**Description of the task:** Using the entries that follow, collect the lines where the word "image" appears.

**Extracted records:**
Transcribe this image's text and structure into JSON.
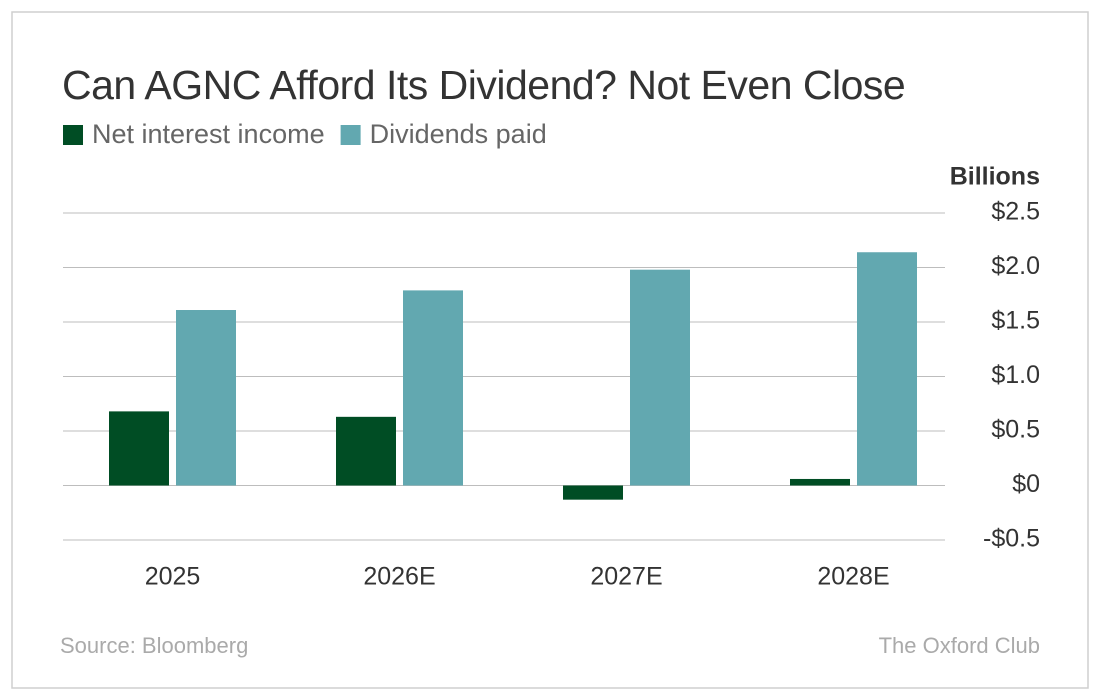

--

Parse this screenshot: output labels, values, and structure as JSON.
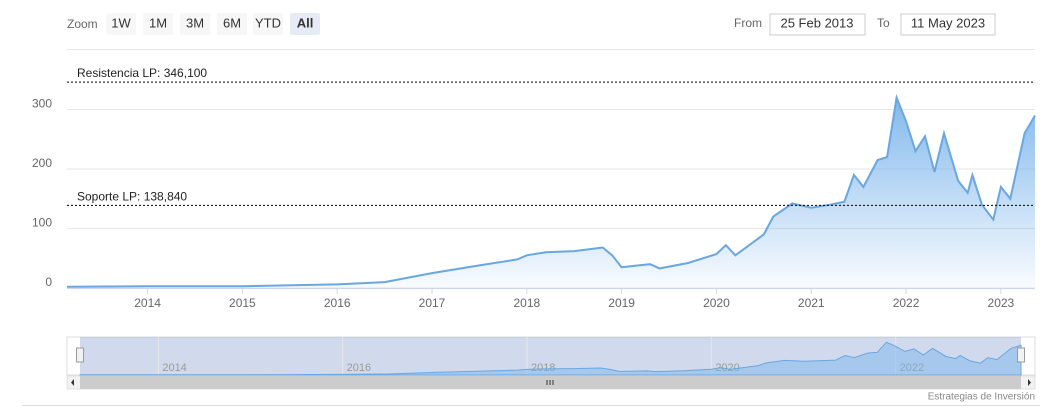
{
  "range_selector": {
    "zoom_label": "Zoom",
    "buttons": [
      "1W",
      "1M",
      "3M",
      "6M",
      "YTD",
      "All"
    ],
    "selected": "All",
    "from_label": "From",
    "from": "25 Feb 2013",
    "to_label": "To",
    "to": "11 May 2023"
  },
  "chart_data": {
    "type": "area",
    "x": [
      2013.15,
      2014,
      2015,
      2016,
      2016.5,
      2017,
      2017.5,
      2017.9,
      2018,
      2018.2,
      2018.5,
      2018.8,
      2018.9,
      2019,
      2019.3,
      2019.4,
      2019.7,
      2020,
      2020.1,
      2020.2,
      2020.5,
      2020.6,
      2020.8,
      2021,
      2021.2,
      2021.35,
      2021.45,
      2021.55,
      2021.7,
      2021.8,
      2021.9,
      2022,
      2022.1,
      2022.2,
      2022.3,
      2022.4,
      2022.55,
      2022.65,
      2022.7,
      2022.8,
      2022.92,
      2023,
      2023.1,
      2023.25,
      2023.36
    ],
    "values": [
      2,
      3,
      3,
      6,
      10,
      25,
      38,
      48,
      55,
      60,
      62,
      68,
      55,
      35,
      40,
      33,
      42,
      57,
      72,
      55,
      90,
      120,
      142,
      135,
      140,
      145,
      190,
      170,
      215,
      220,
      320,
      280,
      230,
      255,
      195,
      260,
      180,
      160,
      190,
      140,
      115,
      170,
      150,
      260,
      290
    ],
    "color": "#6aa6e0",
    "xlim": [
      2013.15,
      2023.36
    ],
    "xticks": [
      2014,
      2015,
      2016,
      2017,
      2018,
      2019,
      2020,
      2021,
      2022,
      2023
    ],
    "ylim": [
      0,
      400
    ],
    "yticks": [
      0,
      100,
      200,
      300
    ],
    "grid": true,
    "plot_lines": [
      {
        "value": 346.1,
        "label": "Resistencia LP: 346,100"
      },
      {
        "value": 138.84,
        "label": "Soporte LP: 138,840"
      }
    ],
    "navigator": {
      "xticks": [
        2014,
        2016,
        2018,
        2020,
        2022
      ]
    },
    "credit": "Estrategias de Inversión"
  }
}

---

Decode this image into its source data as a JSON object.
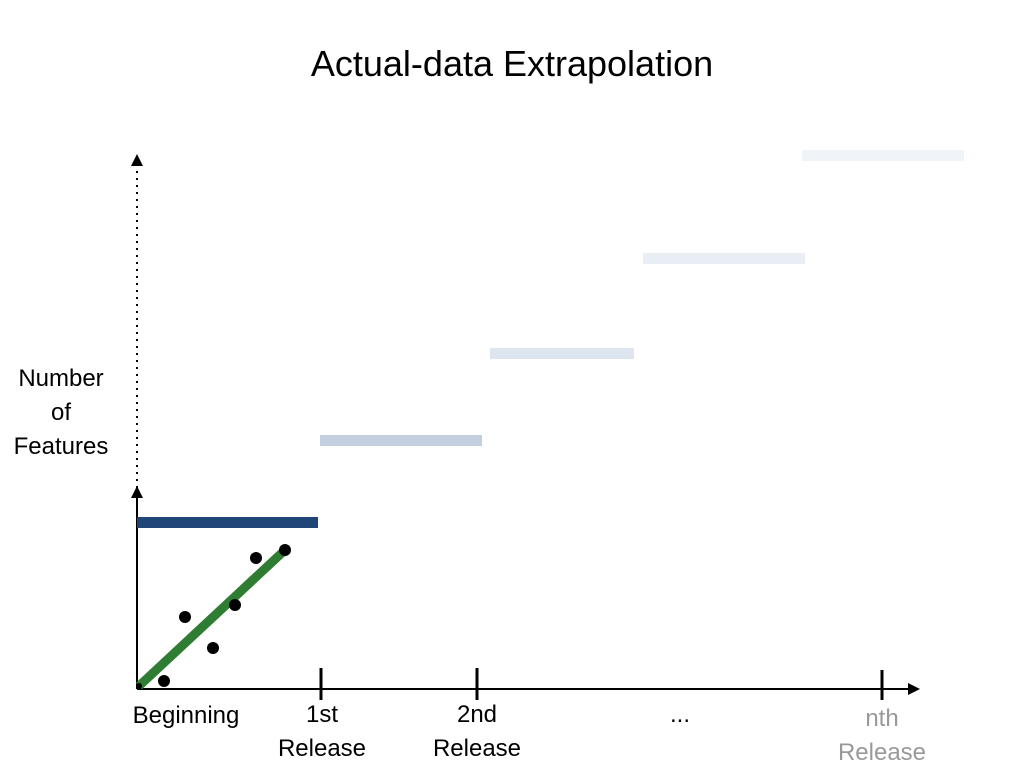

**Response below:**
Transcribe this image's text and structure into JSON.
Decode this image into its source data as a JSON object.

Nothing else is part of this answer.